◆ What the task requires ◆
The exercise asks you to copy every line below in which "possible" appears.

::::::::

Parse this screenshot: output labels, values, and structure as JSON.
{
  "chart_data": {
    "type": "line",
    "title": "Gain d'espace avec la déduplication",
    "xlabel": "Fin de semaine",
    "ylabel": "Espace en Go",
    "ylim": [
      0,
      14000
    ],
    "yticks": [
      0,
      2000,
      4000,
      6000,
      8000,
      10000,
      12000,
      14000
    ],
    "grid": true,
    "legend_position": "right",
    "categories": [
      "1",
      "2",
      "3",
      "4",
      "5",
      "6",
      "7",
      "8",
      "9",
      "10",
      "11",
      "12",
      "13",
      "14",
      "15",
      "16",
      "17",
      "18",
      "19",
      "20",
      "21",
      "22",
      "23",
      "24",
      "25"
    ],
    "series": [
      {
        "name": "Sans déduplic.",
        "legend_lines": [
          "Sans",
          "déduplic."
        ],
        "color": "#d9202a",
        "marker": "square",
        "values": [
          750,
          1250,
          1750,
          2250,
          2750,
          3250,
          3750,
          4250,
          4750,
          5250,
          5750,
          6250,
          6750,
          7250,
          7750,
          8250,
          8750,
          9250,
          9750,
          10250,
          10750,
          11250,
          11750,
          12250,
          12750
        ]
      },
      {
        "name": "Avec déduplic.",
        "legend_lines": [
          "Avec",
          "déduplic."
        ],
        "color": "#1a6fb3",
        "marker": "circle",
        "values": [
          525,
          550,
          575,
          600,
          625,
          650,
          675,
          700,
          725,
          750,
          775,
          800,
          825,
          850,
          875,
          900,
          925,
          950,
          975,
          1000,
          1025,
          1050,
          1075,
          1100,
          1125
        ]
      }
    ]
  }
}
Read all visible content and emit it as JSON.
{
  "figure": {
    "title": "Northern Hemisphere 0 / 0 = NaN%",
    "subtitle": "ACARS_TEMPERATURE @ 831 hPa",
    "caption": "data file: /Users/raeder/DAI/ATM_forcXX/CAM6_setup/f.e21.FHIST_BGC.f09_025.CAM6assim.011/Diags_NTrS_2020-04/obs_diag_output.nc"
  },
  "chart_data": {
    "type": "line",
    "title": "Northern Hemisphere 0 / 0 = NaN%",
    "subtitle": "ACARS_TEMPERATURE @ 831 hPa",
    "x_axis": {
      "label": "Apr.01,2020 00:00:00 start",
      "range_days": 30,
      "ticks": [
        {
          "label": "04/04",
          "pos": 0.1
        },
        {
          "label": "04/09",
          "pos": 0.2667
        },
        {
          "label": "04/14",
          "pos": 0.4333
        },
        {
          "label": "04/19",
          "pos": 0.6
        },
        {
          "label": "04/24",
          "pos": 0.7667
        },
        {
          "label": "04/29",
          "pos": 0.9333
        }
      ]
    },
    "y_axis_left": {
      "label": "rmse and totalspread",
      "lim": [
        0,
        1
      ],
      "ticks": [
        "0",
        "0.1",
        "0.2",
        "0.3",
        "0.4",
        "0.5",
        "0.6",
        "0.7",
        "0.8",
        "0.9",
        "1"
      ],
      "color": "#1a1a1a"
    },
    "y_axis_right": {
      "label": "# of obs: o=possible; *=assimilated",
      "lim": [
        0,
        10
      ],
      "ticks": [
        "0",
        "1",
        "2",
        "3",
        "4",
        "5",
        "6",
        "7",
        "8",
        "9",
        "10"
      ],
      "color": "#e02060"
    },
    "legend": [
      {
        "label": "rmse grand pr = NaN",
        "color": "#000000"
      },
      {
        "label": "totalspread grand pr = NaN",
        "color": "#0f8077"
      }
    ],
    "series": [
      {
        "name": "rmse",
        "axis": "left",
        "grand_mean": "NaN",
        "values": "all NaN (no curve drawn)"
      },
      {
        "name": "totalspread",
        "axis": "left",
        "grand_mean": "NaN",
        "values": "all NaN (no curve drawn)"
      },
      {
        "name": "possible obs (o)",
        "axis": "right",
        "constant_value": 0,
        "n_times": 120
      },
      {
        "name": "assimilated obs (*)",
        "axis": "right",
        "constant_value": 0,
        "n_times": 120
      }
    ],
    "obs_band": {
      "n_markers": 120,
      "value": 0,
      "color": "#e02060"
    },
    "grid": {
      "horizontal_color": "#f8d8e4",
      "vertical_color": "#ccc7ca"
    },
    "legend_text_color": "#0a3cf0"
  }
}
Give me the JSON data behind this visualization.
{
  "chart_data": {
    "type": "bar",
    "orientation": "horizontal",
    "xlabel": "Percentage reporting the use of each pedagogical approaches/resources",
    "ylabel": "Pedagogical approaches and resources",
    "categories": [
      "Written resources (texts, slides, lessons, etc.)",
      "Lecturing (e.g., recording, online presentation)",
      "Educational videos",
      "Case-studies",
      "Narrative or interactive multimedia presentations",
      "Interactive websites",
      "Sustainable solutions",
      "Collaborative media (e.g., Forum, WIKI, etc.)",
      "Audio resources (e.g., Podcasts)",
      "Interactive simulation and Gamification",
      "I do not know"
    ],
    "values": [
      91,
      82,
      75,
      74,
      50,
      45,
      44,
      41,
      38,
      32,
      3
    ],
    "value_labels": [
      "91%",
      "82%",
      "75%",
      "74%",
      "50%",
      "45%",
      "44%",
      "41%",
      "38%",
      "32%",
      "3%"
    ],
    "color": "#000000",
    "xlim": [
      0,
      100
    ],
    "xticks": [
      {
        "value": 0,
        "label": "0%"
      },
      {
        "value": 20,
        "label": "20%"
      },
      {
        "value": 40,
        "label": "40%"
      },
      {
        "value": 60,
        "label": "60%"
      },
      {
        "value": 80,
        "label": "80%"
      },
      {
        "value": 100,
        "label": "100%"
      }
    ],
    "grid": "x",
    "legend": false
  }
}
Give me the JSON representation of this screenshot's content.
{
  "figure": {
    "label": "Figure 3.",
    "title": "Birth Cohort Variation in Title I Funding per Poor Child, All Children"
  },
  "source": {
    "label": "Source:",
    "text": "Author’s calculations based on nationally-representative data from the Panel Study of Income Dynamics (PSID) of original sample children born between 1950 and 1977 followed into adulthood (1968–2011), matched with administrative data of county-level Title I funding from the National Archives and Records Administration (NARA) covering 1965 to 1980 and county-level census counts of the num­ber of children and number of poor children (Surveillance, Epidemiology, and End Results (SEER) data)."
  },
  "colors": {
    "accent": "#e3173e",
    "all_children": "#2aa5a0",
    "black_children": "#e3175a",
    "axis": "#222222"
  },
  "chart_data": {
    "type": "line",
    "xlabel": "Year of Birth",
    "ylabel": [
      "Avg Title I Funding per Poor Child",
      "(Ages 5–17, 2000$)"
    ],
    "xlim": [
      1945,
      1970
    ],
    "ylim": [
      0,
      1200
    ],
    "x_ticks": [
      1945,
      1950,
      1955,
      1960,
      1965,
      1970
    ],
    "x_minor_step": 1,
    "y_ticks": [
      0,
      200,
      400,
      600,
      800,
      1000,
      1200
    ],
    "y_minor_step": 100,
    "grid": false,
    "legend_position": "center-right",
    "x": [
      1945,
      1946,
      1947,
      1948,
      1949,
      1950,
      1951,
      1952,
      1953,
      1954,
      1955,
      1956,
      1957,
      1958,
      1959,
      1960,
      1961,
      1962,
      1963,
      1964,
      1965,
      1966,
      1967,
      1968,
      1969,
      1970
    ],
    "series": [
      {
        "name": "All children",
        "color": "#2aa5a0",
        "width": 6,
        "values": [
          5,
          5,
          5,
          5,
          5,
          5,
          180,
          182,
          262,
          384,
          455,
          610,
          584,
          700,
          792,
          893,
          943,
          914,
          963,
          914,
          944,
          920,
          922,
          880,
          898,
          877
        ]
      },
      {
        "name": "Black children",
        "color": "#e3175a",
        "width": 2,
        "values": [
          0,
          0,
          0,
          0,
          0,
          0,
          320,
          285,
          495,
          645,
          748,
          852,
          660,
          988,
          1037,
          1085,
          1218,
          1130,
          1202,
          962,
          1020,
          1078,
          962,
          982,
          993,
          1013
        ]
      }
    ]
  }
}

::::::::

◆ Completed task ◆
      "label": "# of obs: o=possible; *=assimilated",
        "name": "possible obs (o)",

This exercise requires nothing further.